Examine each line of the data. Copy those that contain the string "juillet".

Extracted records:
■ ■ ■ ■ ■ ■ ■

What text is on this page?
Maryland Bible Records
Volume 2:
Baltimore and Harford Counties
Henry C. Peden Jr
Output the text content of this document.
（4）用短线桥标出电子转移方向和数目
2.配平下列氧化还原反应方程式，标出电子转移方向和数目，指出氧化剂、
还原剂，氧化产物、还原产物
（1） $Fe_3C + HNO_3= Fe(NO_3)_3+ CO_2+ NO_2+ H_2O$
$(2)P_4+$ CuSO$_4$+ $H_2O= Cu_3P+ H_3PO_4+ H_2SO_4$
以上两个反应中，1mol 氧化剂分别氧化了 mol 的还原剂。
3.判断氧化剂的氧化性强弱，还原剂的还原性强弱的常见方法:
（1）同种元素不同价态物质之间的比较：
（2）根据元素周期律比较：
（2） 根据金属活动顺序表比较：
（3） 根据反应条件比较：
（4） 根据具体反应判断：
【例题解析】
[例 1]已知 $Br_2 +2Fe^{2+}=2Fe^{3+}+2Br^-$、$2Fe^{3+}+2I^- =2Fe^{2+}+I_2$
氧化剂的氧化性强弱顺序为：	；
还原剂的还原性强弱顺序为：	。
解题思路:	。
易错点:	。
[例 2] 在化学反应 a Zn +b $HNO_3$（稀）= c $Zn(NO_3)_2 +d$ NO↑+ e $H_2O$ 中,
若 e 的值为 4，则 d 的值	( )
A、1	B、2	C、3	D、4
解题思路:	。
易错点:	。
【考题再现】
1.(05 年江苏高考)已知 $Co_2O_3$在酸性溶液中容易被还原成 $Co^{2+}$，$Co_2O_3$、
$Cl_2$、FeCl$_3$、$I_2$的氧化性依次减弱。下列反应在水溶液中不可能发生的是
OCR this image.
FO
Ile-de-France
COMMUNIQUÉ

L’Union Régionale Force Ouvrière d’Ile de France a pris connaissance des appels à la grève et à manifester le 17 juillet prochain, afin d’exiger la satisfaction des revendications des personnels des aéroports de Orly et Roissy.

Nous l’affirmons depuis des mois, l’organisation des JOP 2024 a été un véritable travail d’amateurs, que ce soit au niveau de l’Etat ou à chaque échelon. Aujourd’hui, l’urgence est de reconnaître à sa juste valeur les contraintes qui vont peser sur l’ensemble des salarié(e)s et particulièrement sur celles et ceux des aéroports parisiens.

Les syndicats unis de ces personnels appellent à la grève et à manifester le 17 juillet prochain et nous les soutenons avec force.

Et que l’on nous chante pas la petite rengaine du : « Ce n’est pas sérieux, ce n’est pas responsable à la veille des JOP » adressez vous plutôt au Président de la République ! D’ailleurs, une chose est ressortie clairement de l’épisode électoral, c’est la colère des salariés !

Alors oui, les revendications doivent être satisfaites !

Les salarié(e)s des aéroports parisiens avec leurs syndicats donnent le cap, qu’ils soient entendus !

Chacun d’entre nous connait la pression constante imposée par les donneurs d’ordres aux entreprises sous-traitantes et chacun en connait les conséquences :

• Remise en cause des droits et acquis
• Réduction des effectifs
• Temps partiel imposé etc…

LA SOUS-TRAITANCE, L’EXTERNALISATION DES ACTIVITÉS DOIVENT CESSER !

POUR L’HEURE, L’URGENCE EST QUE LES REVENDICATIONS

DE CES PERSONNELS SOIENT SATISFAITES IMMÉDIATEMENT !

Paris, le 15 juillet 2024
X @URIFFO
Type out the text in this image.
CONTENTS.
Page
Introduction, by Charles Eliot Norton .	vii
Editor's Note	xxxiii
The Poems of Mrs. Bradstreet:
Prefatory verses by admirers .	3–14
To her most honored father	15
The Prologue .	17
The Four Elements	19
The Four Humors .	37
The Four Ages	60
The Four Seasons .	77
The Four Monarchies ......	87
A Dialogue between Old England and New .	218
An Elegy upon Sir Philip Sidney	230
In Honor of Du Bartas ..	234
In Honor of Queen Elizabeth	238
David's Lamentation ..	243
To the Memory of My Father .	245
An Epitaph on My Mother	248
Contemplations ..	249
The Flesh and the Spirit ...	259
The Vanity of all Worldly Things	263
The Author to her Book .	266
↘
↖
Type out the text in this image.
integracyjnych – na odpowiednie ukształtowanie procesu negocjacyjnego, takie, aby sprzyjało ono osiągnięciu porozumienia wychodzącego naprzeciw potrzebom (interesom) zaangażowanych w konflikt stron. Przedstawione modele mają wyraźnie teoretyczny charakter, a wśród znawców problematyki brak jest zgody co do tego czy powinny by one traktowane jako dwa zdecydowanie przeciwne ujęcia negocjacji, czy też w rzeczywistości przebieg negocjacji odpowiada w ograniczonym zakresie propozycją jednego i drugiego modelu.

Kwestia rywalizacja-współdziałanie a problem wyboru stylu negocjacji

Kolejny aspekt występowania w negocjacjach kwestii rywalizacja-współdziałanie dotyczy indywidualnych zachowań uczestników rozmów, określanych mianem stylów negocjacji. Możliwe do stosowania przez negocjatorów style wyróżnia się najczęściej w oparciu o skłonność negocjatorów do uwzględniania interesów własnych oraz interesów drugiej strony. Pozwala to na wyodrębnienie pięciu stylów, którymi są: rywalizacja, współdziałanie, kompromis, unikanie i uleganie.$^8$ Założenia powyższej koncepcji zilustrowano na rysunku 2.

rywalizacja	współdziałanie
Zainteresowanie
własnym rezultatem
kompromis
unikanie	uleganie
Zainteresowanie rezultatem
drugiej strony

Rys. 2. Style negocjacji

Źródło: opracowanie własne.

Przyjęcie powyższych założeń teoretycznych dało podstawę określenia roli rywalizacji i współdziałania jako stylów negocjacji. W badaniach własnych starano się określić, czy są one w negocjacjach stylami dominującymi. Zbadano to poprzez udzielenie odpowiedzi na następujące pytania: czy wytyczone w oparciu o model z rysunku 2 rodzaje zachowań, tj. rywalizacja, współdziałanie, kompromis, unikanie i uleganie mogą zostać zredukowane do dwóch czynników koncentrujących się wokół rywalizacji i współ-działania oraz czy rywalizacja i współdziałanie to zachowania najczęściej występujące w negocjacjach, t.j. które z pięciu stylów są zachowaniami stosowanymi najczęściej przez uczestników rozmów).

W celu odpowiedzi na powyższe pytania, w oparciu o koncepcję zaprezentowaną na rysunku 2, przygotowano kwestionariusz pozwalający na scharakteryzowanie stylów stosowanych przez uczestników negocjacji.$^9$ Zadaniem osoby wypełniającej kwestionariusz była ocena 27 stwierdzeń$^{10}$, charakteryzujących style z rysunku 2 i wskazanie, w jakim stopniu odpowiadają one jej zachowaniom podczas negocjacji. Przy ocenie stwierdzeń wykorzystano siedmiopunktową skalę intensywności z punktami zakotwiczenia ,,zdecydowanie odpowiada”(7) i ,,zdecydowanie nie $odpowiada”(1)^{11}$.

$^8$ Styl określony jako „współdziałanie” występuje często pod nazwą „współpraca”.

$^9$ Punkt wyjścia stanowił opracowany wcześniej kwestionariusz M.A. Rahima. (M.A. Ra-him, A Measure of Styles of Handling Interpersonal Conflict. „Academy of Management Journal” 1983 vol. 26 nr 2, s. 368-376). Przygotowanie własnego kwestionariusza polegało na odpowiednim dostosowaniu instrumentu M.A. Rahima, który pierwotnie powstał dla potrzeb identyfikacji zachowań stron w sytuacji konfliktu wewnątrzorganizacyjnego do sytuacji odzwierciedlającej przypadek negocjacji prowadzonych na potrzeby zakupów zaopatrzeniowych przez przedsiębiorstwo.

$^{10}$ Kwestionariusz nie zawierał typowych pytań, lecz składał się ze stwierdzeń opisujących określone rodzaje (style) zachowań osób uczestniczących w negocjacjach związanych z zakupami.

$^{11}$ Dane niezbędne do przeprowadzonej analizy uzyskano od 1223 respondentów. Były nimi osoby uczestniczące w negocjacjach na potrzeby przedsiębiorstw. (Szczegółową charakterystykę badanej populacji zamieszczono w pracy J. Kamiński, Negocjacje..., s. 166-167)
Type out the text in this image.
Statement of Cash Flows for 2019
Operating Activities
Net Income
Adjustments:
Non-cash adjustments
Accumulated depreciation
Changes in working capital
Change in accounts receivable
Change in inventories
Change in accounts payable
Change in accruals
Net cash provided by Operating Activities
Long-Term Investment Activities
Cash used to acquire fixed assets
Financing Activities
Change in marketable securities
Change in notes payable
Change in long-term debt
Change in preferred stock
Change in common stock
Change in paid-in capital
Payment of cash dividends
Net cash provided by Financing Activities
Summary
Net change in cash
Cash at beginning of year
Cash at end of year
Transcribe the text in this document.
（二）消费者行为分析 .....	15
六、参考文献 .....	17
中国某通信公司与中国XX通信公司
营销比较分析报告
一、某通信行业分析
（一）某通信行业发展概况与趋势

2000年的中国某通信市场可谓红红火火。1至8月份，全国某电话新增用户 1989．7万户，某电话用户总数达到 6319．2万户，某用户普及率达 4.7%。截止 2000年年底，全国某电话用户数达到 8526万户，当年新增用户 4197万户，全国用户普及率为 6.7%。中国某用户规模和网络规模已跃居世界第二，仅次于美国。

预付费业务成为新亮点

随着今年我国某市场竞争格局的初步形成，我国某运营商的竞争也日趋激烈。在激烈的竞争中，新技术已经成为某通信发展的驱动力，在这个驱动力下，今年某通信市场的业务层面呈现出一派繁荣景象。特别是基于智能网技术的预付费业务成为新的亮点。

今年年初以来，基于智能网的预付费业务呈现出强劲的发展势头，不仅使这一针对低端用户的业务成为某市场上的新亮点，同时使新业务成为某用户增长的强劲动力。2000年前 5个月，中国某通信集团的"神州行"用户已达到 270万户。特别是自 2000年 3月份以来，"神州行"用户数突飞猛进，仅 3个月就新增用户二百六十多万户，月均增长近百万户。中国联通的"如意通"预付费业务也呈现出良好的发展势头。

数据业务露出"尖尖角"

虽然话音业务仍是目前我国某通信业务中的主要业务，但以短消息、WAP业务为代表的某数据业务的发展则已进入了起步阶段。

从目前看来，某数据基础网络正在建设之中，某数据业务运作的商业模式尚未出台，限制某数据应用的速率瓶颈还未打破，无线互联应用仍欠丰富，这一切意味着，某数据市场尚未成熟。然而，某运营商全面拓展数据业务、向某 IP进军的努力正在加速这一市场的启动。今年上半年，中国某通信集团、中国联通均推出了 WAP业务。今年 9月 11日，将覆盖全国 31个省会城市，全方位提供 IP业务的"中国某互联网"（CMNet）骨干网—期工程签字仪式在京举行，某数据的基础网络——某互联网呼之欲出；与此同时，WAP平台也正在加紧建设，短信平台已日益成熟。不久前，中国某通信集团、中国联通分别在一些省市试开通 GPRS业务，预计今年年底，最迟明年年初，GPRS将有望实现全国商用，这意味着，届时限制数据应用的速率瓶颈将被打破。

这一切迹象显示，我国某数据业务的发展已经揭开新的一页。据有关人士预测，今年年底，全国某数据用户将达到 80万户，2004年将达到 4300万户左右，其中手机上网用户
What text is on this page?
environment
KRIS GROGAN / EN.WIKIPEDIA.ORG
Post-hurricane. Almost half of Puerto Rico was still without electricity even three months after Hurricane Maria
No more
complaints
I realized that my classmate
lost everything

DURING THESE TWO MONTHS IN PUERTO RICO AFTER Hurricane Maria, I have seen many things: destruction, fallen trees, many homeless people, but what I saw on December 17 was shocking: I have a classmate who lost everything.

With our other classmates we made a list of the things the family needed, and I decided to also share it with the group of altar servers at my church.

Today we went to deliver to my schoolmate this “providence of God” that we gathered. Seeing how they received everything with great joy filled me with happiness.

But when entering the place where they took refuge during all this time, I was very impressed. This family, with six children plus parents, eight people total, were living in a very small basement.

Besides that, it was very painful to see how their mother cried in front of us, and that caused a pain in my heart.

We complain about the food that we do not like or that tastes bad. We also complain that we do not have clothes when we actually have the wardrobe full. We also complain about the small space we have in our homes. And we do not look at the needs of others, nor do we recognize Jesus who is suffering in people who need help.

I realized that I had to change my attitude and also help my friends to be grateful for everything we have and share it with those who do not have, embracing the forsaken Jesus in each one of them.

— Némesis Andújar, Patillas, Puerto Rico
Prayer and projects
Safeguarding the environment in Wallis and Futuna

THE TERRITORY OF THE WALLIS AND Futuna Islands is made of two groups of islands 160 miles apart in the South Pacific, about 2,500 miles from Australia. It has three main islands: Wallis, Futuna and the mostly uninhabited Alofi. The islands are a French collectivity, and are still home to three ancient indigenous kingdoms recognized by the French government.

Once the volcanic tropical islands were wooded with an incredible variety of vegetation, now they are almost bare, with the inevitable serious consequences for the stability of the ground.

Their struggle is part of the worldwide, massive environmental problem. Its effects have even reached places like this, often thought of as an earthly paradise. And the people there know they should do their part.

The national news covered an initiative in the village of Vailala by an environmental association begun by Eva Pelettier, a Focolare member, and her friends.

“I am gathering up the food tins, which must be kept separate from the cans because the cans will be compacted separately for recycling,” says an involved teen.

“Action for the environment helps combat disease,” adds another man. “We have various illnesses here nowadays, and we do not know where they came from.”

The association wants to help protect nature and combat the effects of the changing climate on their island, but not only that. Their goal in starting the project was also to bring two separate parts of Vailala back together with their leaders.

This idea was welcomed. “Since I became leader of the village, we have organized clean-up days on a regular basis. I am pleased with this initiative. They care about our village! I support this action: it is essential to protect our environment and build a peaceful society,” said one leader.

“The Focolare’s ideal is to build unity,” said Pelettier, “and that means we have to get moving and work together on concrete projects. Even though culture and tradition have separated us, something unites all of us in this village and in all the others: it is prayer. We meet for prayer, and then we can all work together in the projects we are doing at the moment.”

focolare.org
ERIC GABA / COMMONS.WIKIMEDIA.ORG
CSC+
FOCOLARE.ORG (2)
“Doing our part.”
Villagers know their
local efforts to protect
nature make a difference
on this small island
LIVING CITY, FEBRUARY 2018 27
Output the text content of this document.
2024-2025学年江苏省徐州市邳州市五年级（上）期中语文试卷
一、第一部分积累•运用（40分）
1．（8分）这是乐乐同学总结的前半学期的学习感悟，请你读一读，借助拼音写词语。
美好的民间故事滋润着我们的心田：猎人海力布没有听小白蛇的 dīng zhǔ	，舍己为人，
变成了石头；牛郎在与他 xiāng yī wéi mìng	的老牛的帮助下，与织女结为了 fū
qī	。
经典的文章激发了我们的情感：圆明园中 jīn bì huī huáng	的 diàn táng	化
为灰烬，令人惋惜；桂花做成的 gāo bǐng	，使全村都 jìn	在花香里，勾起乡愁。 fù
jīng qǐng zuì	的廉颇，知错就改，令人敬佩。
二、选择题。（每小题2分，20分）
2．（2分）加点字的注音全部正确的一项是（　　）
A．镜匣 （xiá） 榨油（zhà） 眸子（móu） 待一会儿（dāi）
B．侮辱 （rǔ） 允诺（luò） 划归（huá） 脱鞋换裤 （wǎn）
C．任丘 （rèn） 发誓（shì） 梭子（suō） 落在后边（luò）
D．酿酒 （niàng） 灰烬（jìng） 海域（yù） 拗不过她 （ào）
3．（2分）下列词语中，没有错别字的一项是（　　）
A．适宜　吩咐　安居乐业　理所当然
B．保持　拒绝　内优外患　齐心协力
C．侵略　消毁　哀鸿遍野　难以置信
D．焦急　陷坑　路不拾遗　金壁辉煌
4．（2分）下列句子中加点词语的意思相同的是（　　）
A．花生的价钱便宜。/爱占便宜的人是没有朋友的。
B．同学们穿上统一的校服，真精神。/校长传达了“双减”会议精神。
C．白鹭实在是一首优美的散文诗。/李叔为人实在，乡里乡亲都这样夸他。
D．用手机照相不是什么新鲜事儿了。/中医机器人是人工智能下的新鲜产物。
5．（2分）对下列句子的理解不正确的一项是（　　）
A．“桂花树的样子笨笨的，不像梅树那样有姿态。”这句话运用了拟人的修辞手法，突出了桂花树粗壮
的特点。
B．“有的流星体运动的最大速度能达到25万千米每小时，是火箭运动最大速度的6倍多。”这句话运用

■ ■ ■ ■ ■ ■ ■

▶ _Correct output_:
L’Union Régionale Force Ouvrière d’Ile de France a pris connaissance des appels à la grève et à manifester le 17 juillet prochain, afin d’exiger la satisfaction des revendications des personnels des aéroports de Orly et Roissy.
Les syndicats unis de ces personnels appellent à la grève et à manifester le 17 juillet prochain et nous les soutenons avec force.
Paris, le 15 juillet 2024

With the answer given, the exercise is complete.